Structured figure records
** Start **

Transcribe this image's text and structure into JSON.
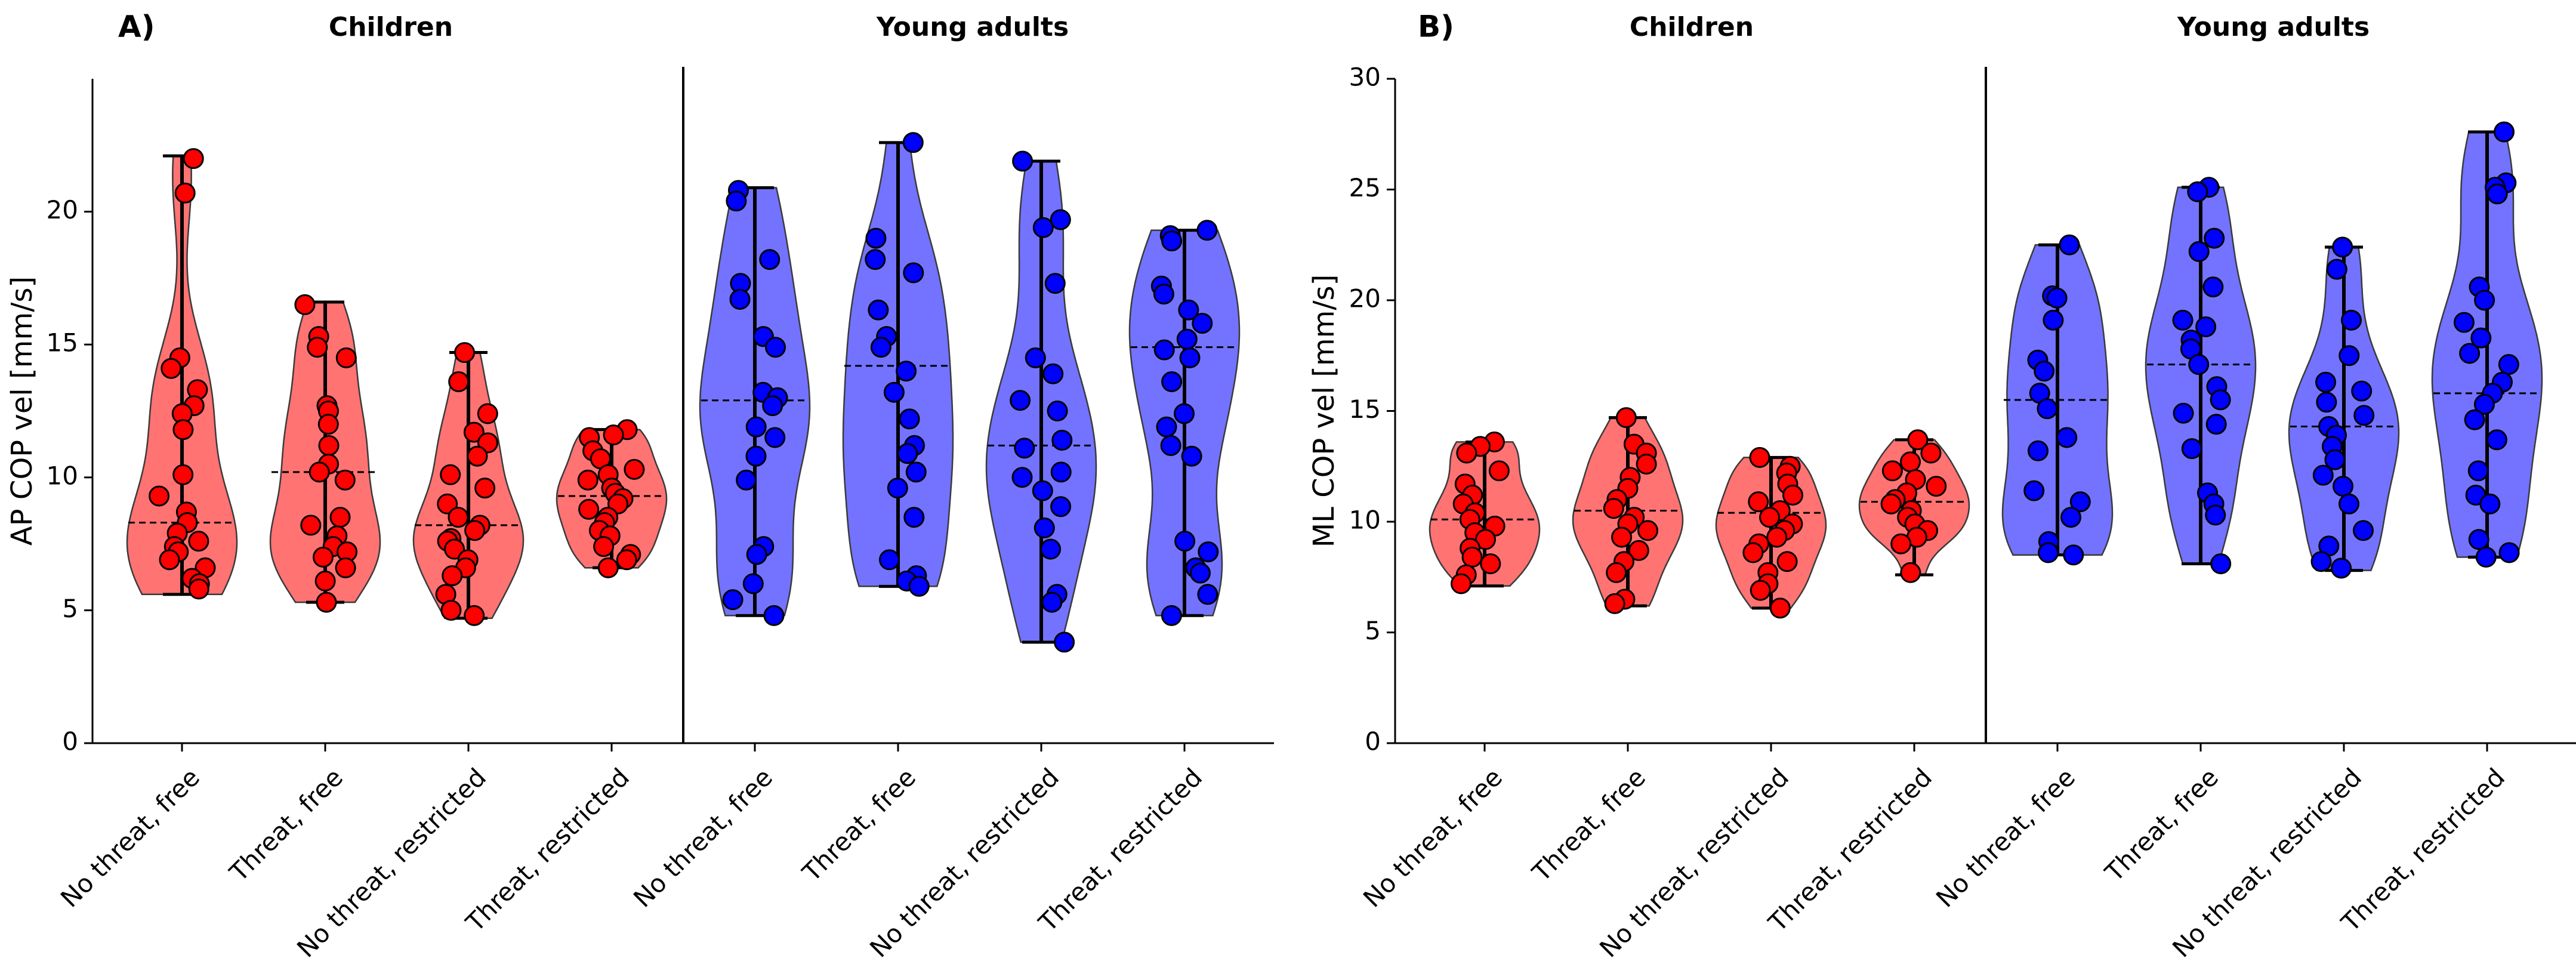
{
  "chart_data": [
    {
      "type": "violin",
      "panel_label": "A)",
      "ylabel": "AP COP vel [mm/s]",
      "ylim": [
        0,
        25
      ],
      "yticks": [
        0,
        5,
        10,
        15,
        20
      ],
      "groups": [
        "Children",
        "Young adults"
      ],
      "categories": [
        "No threat, free",
        "Threat, free",
        "No threat, restricted",
        "Threat, restricted"
      ],
      "colors": {
        "Children": "#ff0000",
        "Young adults": "#0000ff"
      },
      "series": [
        {
          "group": "Children",
          "name": "No threat, free",
          "min": 5.6,
          "max": 22.1,
          "median": 8.3,
          "points": [
            22.0,
            20.7,
            14.5,
            14.1,
            13.3,
            12.7,
            12.4,
            11.8,
            10.1,
            9.3,
            8.7,
            8.3,
            7.9,
            7.6,
            7.4,
            7.2,
            6.9,
            6.6,
            6.2,
            6.0,
            5.8
          ]
        },
        {
          "group": "Children",
          "name": "Threat, free",
          "min": 5.3,
          "max": 16.6,
          "median": 10.2,
          "points": [
            16.5,
            15.3,
            14.9,
            14.5,
            12.7,
            12.5,
            12.0,
            11.2,
            10.5,
            10.2,
            9.9,
            8.5,
            8.2,
            7.8,
            7.4,
            7.2,
            7.0,
            6.6,
            6.1,
            5.3
          ]
        },
        {
          "group": "Children",
          "name": "No threat, restricted",
          "min": 4.7,
          "max": 14.7,
          "median": 8.2,
          "points": [
            14.7,
            13.6,
            12.4,
            11.7,
            11.3,
            10.8,
            10.1,
            9.6,
            9.0,
            8.5,
            8.2,
            8.0,
            7.7,
            7.6,
            7.3,
            6.9,
            6.6,
            6.3,
            5.6,
            5.0,
            4.8
          ]
        },
        {
          "group": "Children",
          "name": "Threat, restricted",
          "min": 6.6,
          "max": 11.8,
          "median": 9.3,
          "points": [
            11.8,
            11.6,
            11.5,
            11.0,
            10.7,
            10.3,
            10.1,
            9.9,
            9.6,
            9.4,
            9.2,
            9.0,
            8.8,
            8.5,
            8.3,
            8.0,
            7.8,
            7.4,
            7.1,
            6.9,
            6.6
          ]
        },
        {
          "group": "Young adults",
          "name": "No threat, free",
          "min": 4.8,
          "max": 20.9,
          "median": 12.9,
          "points": [
            20.8,
            20.4,
            18.2,
            17.3,
            16.7,
            15.3,
            14.9,
            13.2,
            13.0,
            12.7,
            11.9,
            11.5,
            10.8,
            9.9,
            7.4,
            7.1,
            6.0,
            5.4,
            4.8
          ]
        },
        {
          "group": "Young adults",
          "name": "Threat, free",
          "min": 5.9,
          "max": 22.6,
          "median": 14.2,
          "points": [
            22.6,
            19.0,
            18.2,
            17.7,
            16.3,
            15.3,
            14.9,
            14.0,
            13.2,
            12.2,
            11.2,
            10.9,
            10.2,
            9.6,
            8.5,
            6.9,
            6.3,
            6.1,
            5.9
          ]
        },
        {
          "group": "Young adults",
          "name": "No threat, restricted",
          "min": 3.8,
          "max": 21.9,
          "median": 11.2,
          "points": [
            21.9,
            19.7,
            19.4,
            17.3,
            14.5,
            13.9,
            12.9,
            12.5,
            11.4,
            11.1,
            10.2,
            10.0,
            9.5,
            8.9,
            8.1,
            7.3,
            5.6,
            5.3,
            3.8
          ]
        },
        {
          "group": "Young adults",
          "name": "Threat, restricted",
          "min": 4.8,
          "max": 19.3,
          "median": 14.9,
          "points": [
            19.3,
            19.1,
            18.9,
            17.2,
            16.9,
            16.3,
            15.8,
            15.2,
            14.8,
            14.5,
            13.6,
            12.4,
            11.9,
            11.2,
            10.8,
            7.6,
            7.2,
            6.6,
            6.4,
            5.6,
            4.8
          ]
        }
      ]
    },
    {
      "type": "violin",
      "panel_label": "B)",
      "ylabel": "ML COP vel [mm/s]",
      "ylim": [
        0,
        30
      ],
      "yticks": [
        0,
        5,
        10,
        15,
        20,
        25,
        30
      ],
      "groups": [
        "Children",
        "Young adults"
      ],
      "categories": [
        "No threat, free",
        "Threat, free",
        "No threat, restricted",
        "Threat, restricted"
      ],
      "colors": {
        "Children": "#ff0000",
        "Young adults": "#0000ff"
      },
      "series": [
        {
          "group": "Children",
          "name": "No threat, free",
          "min": 7.1,
          "max": 13.6,
          "median": 10.1,
          "points": [
            13.6,
            13.4,
            13.1,
            12.3,
            11.7,
            11.2,
            10.8,
            10.4,
            10.1,
            9.8,
            9.5,
            9.2,
            8.8,
            8.4,
            8.1,
            7.6,
            7.2
          ]
        },
        {
          "group": "Children",
          "name": "Threat, free",
          "min": 6.2,
          "max": 14.7,
          "median": 10.5,
          "points": [
            14.7,
            13.5,
            13.1,
            12.6,
            12.0,
            11.5,
            11.0,
            10.6,
            10.2,
            9.9,
            9.6,
            9.3,
            8.7,
            8.2,
            7.7,
            6.5,
            6.3
          ]
        },
        {
          "group": "Children",
          "name": "No threat, restricted",
          "min": 6.1,
          "max": 12.9,
          "median": 10.4,
          "points": [
            12.9,
            12.5,
            12.2,
            11.7,
            11.2,
            10.9,
            10.5,
            10.2,
            9.9,
            9.6,
            9.3,
            9.0,
            8.6,
            8.2,
            7.7,
            7.2,
            6.9,
            6.1
          ]
        },
        {
          "group": "Children",
          "name": "Threat, restricted",
          "min": 7.6,
          "max": 13.7,
          "median": 10.9,
          "points": [
            13.7,
            13.1,
            12.7,
            12.3,
            11.9,
            11.6,
            11.3,
            11.0,
            10.8,
            10.5,
            10.2,
            9.9,
            9.6,
            9.3,
            9.0,
            7.7
          ]
        },
        {
          "group": "Young adults",
          "name": "No threat, free",
          "min": 8.5,
          "max": 22.5,
          "median": 15.5,
          "points": [
            22.5,
            20.2,
            20.1,
            19.1,
            17.3,
            16.8,
            15.8,
            15.1,
            13.8,
            13.2,
            11.4,
            10.9,
            10.2,
            9.1,
            8.6,
            8.5
          ]
        },
        {
          "group": "Young adults",
          "name": "Threat, free",
          "min": 8.1,
          "max": 25.1,
          "median": 17.1,
          "points": [
            25.1,
            24.9,
            22.8,
            22.2,
            20.6,
            19.1,
            18.8,
            18.2,
            17.8,
            17.1,
            16.1,
            15.5,
            14.9,
            14.4,
            13.3,
            11.3,
            10.8,
            10.3,
            8.1
          ]
        },
        {
          "group": "Young adults",
          "name": "No threat, restricted",
          "min": 7.8,
          "max": 22.4,
          "median": 14.3,
          "points": [
            22.4,
            21.4,
            19.1,
            17.5,
            16.3,
            15.9,
            15.4,
            14.8,
            14.3,
            13.9,
            13.4,
            12.8,
            12.1,
            11.6,
            10.8,
            9.6,
            8.9,
            8.2,
            7.9
          ]
        },
        {
          "group": "Young adults",
          "name": "Threat, restricted",
          "min": 8.4,
          "max": 27.6,
          "median": 15.8,
          "points": [
            27.6,
            25.3,
            25.1,
            24.8,
            20.6,
            20.0,
            19.0,
            18.3,
            17.6,
            17.1,
            16.3,
            15.8,
            15.3,
            14.6,
            13.7,
            12.3,
            11.2,
            10.8,
            9.2,
            8.6,
            8.4
          ]
        }
      ]
    }
  ]
}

** End **

• **Problem to solve**: Copy the listing in full and without alteration, omitting every picture.

• **Completed task**:
Transcribe this image's text and structure into JSON.
{
  "chart_data": [
    {
      "type": "violin",
      "panel_label": "A)",
      "ylabel": "AP COP vel [mm/s]",
      "ylim": [
        0,
        25
      ],
      "yticks": [
        0,
        5,
        10,
        15,
        20
      ],
      "groups": [
        "Children",
        "Young adults"
      ],
      "categories": [
        "No threat, free",
        "Threat, free",
        "No threat, restricted",
        "Threat, restricted"
      ],
      "colors": {
        "Children": "#ff0000",
        "Young adults": "#0000ff"
      },
      "series": [
        {
          "group": "Children",
          "name": "No threat, free",
          "min": 5.6,
          "max": 22.1,
          "median": 8.3,
          "points": [
            22.0,
            20.7,
            14.5,
            14.1,
            13.3,
            12.7,
            12.4,
            11.8,
            10.1,
            9.3,
            8.7,
            8.3,
            7.9,
            7.6,
            7.4,
            7.2,
            6.9,
            6.6,
            6.2,
            6.0,
            5.8
          ]
        },
        {
          "group": "Children",
          "name": "Threat, free",
          "min": 5.3,
          "max": 16.6,
          "median": 10.2,
          "points": [
            16.5,
            15.3,
            14.9,
            14.5,
            12.7,
            12.5,
            12.0,
            11.2,
            10.5,
            10.2,
            9.9,
            8.5,
            8.2,
            7.8,
            7.4,
            7.2,
            7.0,
            6.6,
            6.1,
            5.3
          ]
        },
        {
          "group": "Children",
          "name": "No threat, restricted",
          "min": 4.7,
          "max": 14.7,
          "median": 8.2,
          "points": [
            14.7,
            13.6,
            12.4,
            11.7,
            11.3,
            10.8,
            10.1,
            9.6,
            9.0,
            8.5,
            8.2,
            8.0,
            7.7,
            7.6,
            7.3,
            6.9,
            6.6,
            6.3,
            5.6,
            5.0,
            4.8
          ]
        },
        {
          "group": "Children",
          "name": "Threat, restricted",
          "min": 6.6,
          "max": 11.8,
          "median": 9.3,
          "points": [
            11.8,
            11.6,
            11.5,
            11.0,
            10.7,
            10.3,
            10.1,
            9.9,
            9.6,
            9.4,
            9.2,
            9.0,
            8.8,
            8.5,
            8.3,
            8.0,
            7.8,
            7.4,
            7.1,
            6.9,
            6.6
          ]
        },
        {
          "group": "Young adults",
          "name": "No threat, free",
          "min": 4.8,
          "max": 20.9,
          "median": 12.9,
          "points": [
            20.8,
            20.4,
            18.2,
            17.3,
            16.7,
            15.3,
            14.9,
            13.2,
            13.0,
            12.7,
            11.9,
            11.5,
            10.8,
            9.9,
            7.4,
            7.1,
            6.0,
            5.4,
            4.8
          ]
        },
        {
          "group": "Young adults",
          "name": "Threat, free",
          "min": 5.9,
          "max": 22.6,
          "median": 14.2,
          "points": [
            22.6,
            19.0,
            18.2,
            17.7,
            16.3,
            15.3,
            14.9,
            14.0,
            13.2,
            12.2,
            11.2,
            10.9,
            10.2,
            9.6,
            8.5,
            6.9,
            6.3,
            6.1,
            5.9
          ]
        },
        {
          "group": "Young adults",
          "name": "No threat, restricted",
          "min": 3.8,
          "max": 21.9,
          "median": 11.2,
          "points": [
            21.9,
            19.7,
            19.4,
            17.3,
            14.5,
            13.9,
            12.9,
            12.5,
            11.4,
            11.1,
            10.2,
            10.0,
            9.5,
            8.9,
            8.1,
            7.3,
            5.6,
            5.3,
            3.8
          ]
        },
        {
          "group": "Young adults",
          "name": "Threat, restricted",
          "min": 4.8,
          "max": 19.3,
          "median": 14.9,
          "points": [
            19.3,
            19.1,
            18.9,
            17.2,
            16.9,
            16.3,
            15.8,
            15.2,
            14.8,
            14.5,
            13.6,
            12.4,
            11.9,
            11.2,
            10.8,
            7.6,
            7.2,
            6.6,
            6.4,
            5.6,
            4.8
          ]
        }
      ]
    },
    {
      "type": "violin",
      "panel_label": "B)",
      "ylabel": "ML COP vel [mm/s]",
      "ylim": [
        0,
        30
      ],
      "yticks": [
        0,
        5,
        10,
        15,
        20,
        25,
        30
      ],
      "groups": [
        "Children",
        "Young adults"
      ],
      "categories": [
        "No threat, free",
        "Threat, free",
        "No threat, restricted",
        "Threat, restricted"
      ],
      "colors": {
        "Children": "#ff0000",
        "Young adults": "#0000ff"
      },
      "series": [
        {
          "group": "Children",
          "name": "No threat, free",
          "min": 7.1,
          "max": 13.6,
          "median": 10.1,
          "points": [
            13.6,
            13.4,
            13.1,
            12.3,
            11.7,
            11.2,
            10.8,
            10.4,
            10.1,
            9.8,
            9.5,
            9.2,
            8.8,
            8.4,
            8.1,
            7.6,
            7.2
          ]
        },
        {
          "group": "Children",
          "name": "Threat, free",
          "min": 6.2,
          "max": 14.7,
          "median": 10.5,
          "points": [
            14.7,
            13.5,
            13.1,
            12.6,
            12.0,
            11.5,
            11.0,
            10.6,
            10.2,
            9.9,
            9.6,
            9.3,
            8.7,
            8.2,
            7.7,
            6.5,
            6.3
          ]
        },
        {
          "group": "Children",
          "name": "No threat, restricted",
          "min": 6.1,
          "max": 12.9,
          "median": 10.4,
          "points": [
            12.9,
            12.5,
            12.2,
            11.7,
            11.2,
            10.9,
            10.5,
            10.2,
            9.9,
            9.6,
            9.3,
            9.0,
            8.6,
            8.2,
            7.7,
            7.2,
            6.9,
            6.1
          ]
        },
        {
          "group": "Children",
          "name": "Threat, restricted",
          "min": 7.6,
          "max": 13.7,
          "median": 10.9,
          "points": [
            13.7,
            13.1,
            12.7,
            12.3,
            11.9,
            11.6,
            11.3,
            11.0,
            10.8,
            10.5,
            10.2,
            9.9,
            9.6,
            9.3,
            9.0,
            7.7
          ]
        },
        {
          "group": "Young adults",
          "name": "No threat, free",
          "min": 8.5,
          "max": 22.5,
          "median": 15.5,
          "points": [
            22.5,
            20.2,
            20.1,
            19.1,
            17.3,
            16.8,
            15.8,
            15.1,
            13.8,
            13.2,
            11.4,
            10.9,
            10.2,
            9.1,
            8.6,
            8.5
          ]
        },
        {
          "group": "Young adults",
          "name": "Threat, free",
          "min": 8.1,
          "max": 25.1,
          "median": 17.1,
          "points": [
            25.1,
            24.9,
            22.8,
            22.2,
            20.6,
            19.1,
            18.8,
            18.2,
            17.8,
            17.1,
            16.1,
            15.5,
            14.9,
            14.4,
            13.3,
            11.3,
            10.8,
            10.3,
            8.1
          ]
        },
        {
          "group": "Young adults",
          "name": "No threat, restricted",
          "min": 7.8,
          "max": 22.4,
          "median": 14.3,
          "points": [
            22.4,
            21.4,
            19.1,
            17.5,
            16.3,
            15.9,
            15.4,
            14.8,
            14.3,
            13.9,
            13.4,
            12.8,
            12.1,
            11.6,
            10.8,
            9.6,
            8.9,
            8.2,
            7.9
          ]
        },
        {
          "group": "Young adults",
          "name": "Threat, restricted",
          "min": 8.4,
          "max": 27.6,
          "median": 15.8,
          "points": [
            27.6,
            25.3,
            25.1,
            24.8,
            20.6,
            20.0,
            19.0,
            18.3,
            17.6,
            17.1,
            16.3,
            15.8,
            15.3,
            14.6,
            13.7,
            12.3,
            11.2,
            10.8,
            9.2,
            8.6,
            8.4
          ]
        }
      ]
    }
  ]
}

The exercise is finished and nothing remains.